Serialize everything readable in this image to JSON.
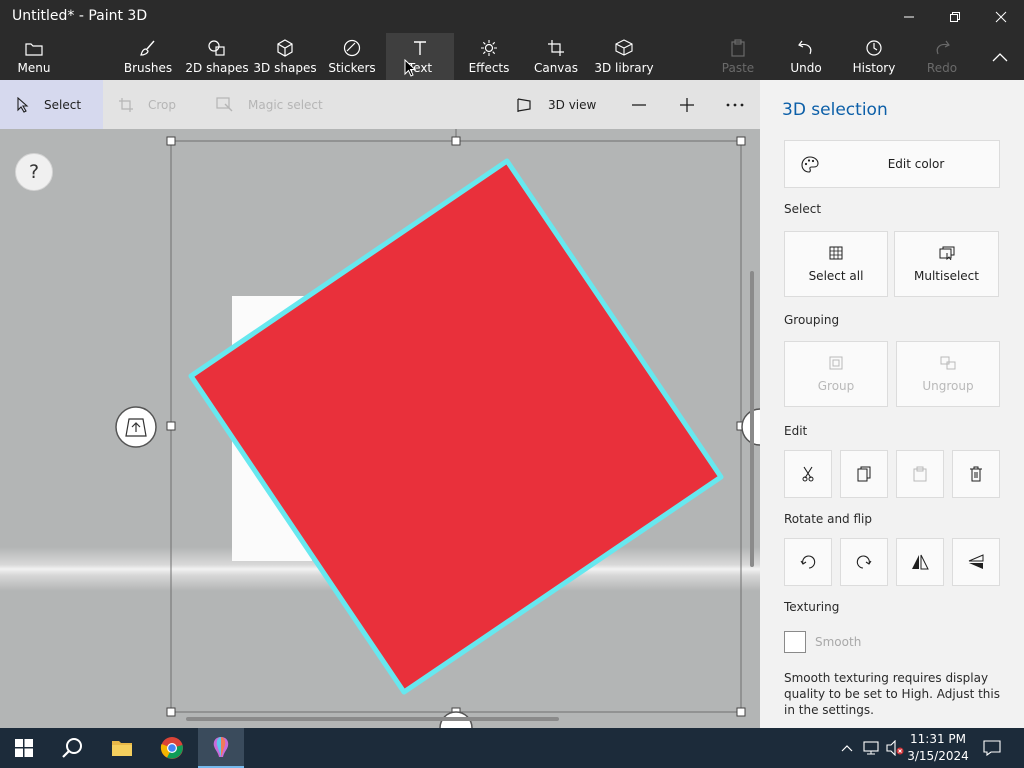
{
  "window": {
    "title": "Untitled* - Paint 3D"
  },
  "ribbon": {
    "menu": "Menu",
    "brushes": "Brushes",
    "shapes2d": "2D shapes",
    "shapes3d": "3D shapes",
    "stickers": "Stickers",
    "text": "Text",
    "effects": "Effects",
    "canvas": "Canvas",
    "library3d": "3D library",
    "paste": "Paste",
    "undo": "Undo",
    "history": "History",
    "redo": "Redo"
  },
  "toolbar": {
    "select": "Select",
    "crop": "Crop",
    "magic_select": "Magic select",
    "view3d": "3D view"
  },
  "canvas": {
    "help": "?",
    "shape_color": "#e9303b",
    "outline_color": "#67e8ef"
  },
  "panel": {
    "title": "3D selection",
    "edit_color": "Edit color",
    "select_section": "Select",
    "select_all": "Select all",
    "multiselect": "Multiselect",
    "grouping_section": "Grouping",
    "group": "Group",
    "ungroup": "Ungroup",
    "edit_section": "Edit",
    "rotate_section": "Rotate and flip",
    "texturing_section": "Texturing",
    "smooth": "Smooth",
    "smooth_note": "Smooth texturing requires display quality to be set to High. Adjust this in the settings."
  },
  "taskbar": {
    "time": "11:31 PM",
    "date": "3/15/2024"
  }
}
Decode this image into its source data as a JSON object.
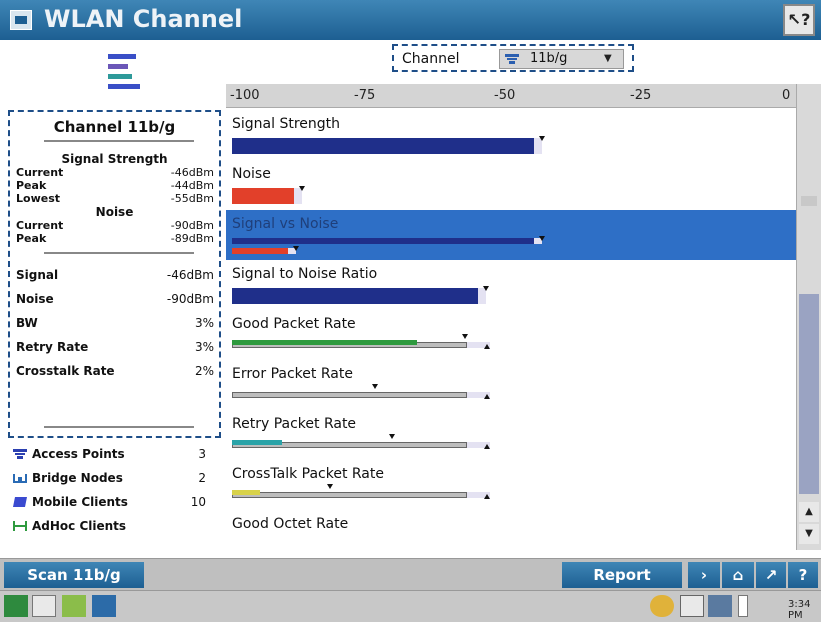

○ ○ ○ ○ ○

→ TASK BRIEF: Quote the entries above word for word. Leave the images out.

→ REPLY TO THE EXERCISE:
Serialize everything readable in this image to JSON.
{
  "window": {
    "title": "Untitled* - Paint 3D"
  },
  "ribbon": {
    "menu": "Menu",
    "brushes": "Brushes",
    "shapes2d": "2D shapes",
    "shapes3d": "3D shapes",
    "stickers": "Stickers",
    "text": "Text",
    "effects": "Effects",
    "canvas": "Canvas",
    "library3d": "3D library",
    "paste": "Paste",
    "undo": "Undo",
    "history": "History",
    "redo": "Redo"
  },
  "toolbar": {
    "select": "Select",
    "crop": "Crop",
    "magic_select": "Magic select",
    "view3d": "3D view"
  },
  "canvas": {
    "help": "?",
    "shape_color": "#e9303b",
    "outline_color": "#67e8ef"
  },
  "panel": {
    "title": "3D selection",
    "edit_color": "Edit color",
    "select_section": "Select",
    "select_all": "Select all",
    "multiselect": "Multiselect",
    "grouping_section": "Grouping",
    "group": "Group",
    "ungroup": "Ungroup",
    "edit_section": "Edit",
    "rotate_section": "Rotate and flip",
    "texturing_section": "Texturing",
    "smooth": "Smooth",
    "smooth_note": "Smooth texturing requires display quality to be set to High. Adjust this in the settings."
  },
  "taskbar": {
    "time": "11:31 PM",
    "date": "3/15/2024"
  }
}
Decode this image into its source data as a JSON object.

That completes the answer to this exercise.